» **DATA FOR THE TASK**
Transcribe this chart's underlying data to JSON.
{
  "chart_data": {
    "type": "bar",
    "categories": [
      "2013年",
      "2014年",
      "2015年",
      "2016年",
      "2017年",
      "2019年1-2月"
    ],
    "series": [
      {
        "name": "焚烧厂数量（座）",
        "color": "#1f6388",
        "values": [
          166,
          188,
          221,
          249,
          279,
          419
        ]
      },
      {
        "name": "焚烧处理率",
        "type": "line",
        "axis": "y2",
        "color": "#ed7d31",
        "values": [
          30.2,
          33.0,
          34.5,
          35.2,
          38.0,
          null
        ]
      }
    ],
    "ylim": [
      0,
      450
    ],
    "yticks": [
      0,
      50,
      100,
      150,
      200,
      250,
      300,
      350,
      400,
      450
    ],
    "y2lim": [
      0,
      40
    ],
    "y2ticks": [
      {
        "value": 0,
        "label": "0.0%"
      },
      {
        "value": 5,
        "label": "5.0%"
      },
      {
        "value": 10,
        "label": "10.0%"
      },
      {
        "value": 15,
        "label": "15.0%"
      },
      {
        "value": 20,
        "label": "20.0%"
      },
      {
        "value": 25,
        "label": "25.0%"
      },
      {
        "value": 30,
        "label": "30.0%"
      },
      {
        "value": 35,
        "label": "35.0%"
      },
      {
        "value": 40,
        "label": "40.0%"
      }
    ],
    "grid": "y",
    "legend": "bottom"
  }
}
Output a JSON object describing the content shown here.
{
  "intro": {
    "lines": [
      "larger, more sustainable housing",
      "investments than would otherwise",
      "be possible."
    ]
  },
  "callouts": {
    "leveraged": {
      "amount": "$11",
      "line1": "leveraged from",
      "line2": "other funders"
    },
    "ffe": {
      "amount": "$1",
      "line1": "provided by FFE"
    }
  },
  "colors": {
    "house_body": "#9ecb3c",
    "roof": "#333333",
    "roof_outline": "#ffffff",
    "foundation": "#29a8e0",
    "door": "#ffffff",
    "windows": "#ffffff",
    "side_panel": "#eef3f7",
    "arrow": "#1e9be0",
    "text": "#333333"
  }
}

» **OBJECTIVE**
Beginning at the line that holds "Output a JSON", reproduce each line of the records above down to and including the last one.

» **EXERCISE OUTPUT**
Output a JSON object describing the content shown here.
{
  "intro": {
    "lines": [
      "larger, more sustainable housing",
      "investments than would otherwise",
      "be possible."
    ]
  },
  "callouts": {
    "leveraged": {
      "amount": "$11",
      "line1": "leveraged from",
      "line2": "other funders"
    },
    "ffe": {
      "amount": "$1",
      "line1": "provided by FFE"
    }
  },
  "colors": {
    "house_body": "#9ecb3c",
    "roof": "#333333",
    "roof_outline": "#ffffff",
    "foundation": "#29a8e0",
    "door": "#ffffff",
    "windows": "#ffffff",
    "side_panel": "#eef3f7",
    "arrow": "#1e9be0",
    "text": "#333333"
  }
}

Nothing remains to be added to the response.